*Given exercise*
Narrow the data below down to the lines containing "title".

Extracted records:
## Begin

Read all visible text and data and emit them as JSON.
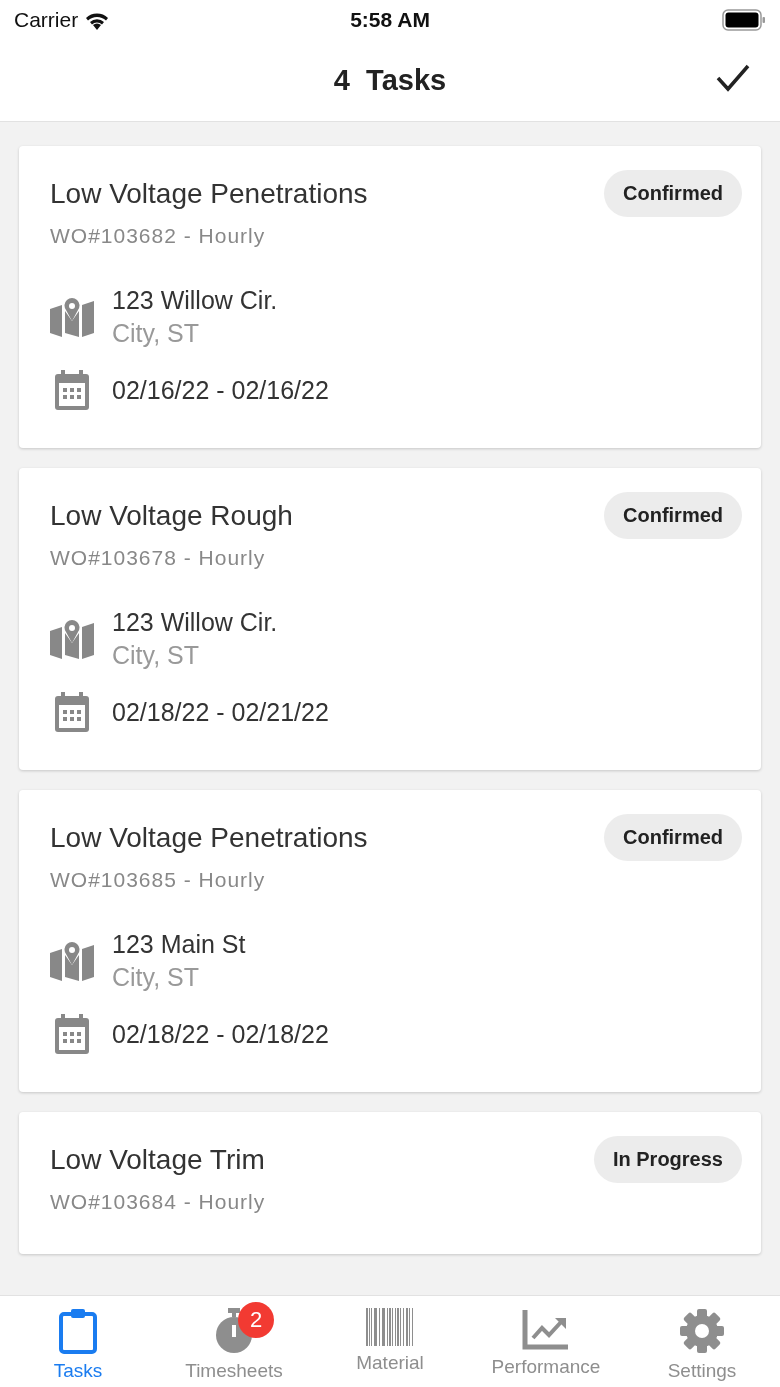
{
  "status_bar": {
    "carrier": "Carrier",
    "time": "5:58 AM"
  },
  "header": {
    "title": "4  Tasks"
  },
  "tasks": [
    {
      "title": "Low Voltage Penetrations",
      "work_order": "WO#103682 - Hourly",
      "status": "Confirmed",
      "address": "123 Willow Cir.",
      "city": "City, ST",
      "dates": "02/16/22 - 02/16/22"
    },
    {
      "title": "Low Voltage Rough",
      "work_order": "WO#103678 - Hourly",
      "status": "Confirmed",
      "address": "123 Willow Cir.",
      "city": "City, ST",
      "dates": "02/18/22 - 02/21/22"
    },
    {
      "title": "Low Voltage Penetrations",
      "work_order": "WO#103685 - Hourly",
      "status": "Confirmed",
      "address": "123 Main St",
      "city": "City, ST",
      "dates": "02/18/22 - 02/18/22"
    },
    {
      "title": "Low Voltage Trim",
      "work_order": "WO#103684 - Hourly",
      "status": "In Progress"
    }
  ],
  "tab_bar": [
    {
      "kind": "tasks",
      "label": "Tasks",
      "selected": true
    },
    {
      "kind": "timesheets",
      "label": "Timesheets",
      "selected": false,
      "badge": "2"
    },
    {
      "kind": "material",
      "label": "Material",
      "selected": false
    },
    {
      "kind": "performance",
      "label": "Performance",
      "selected": false
    },
    {
      "kind": "settings",
      "label": "Settings",
      "selected": false
    }
  ]
}
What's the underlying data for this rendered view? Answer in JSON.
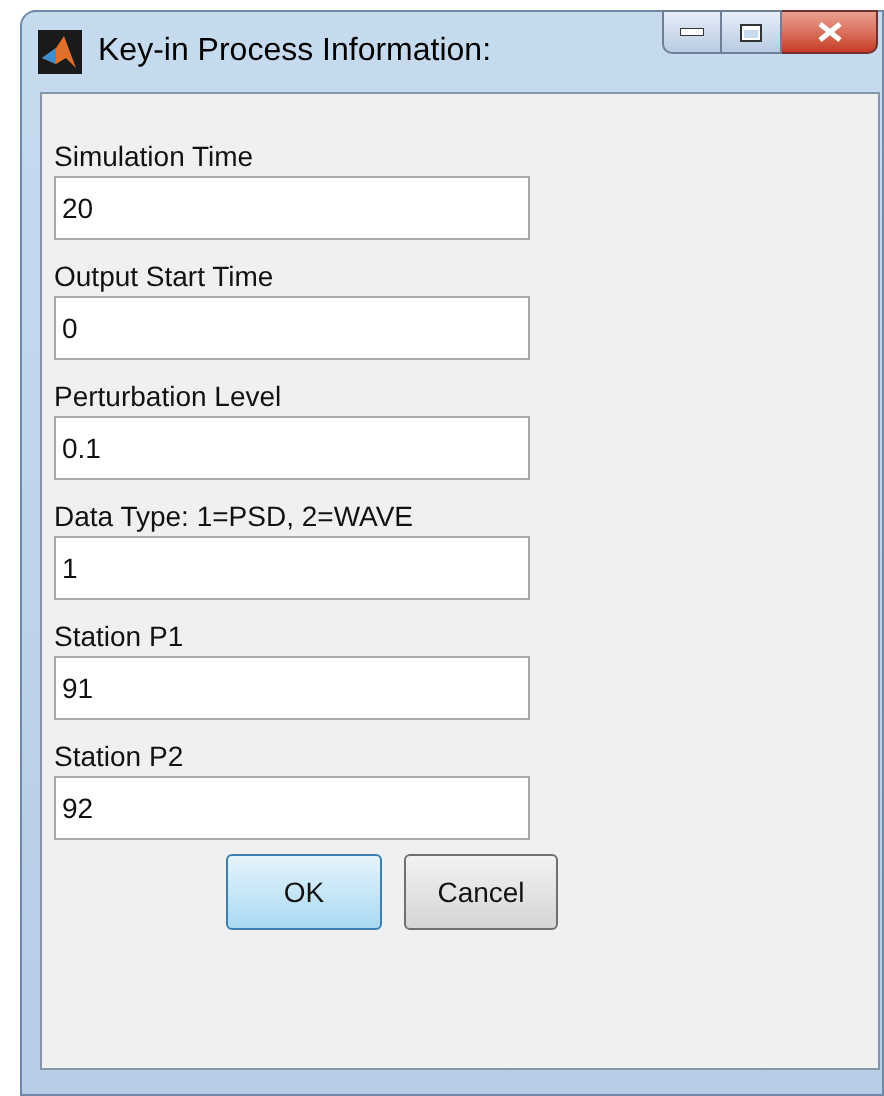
{
  "window": {
    "title": "Key-in Process Information:"
  },
  "fields": [
    {
      "label": "Simulation Time",
      "value": "20"
    },
    {
      "label": "Output Start Time",
      "value": "0"
    },
    {
      "label": "Perturbation Level",
      "value": "0.1"
    },
    {
      "label": "Data Type: 1=PSD, 2=WAVE",
      "value": "1"
    },
    {
      "label": "Station P1",
      "value": "91"
    },
    {
      "label": "Station P2",
      "value": "92"
    }
  ],
  "buttons": [
    {
      "label": "OK",
      "default": true
    },
    {
      "label": "Cancel",
      "default": false
    }
  ]
}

## End

*Written response*
    "title": "4  Tasks"
      "title": "Low Voltage Penetrations",
      "title": "Low Voltage Rough",
      "title": "Low Voltage Penetrations",
      "title": "Low Voltage Trim",
    "title": "Key-in Process Information:"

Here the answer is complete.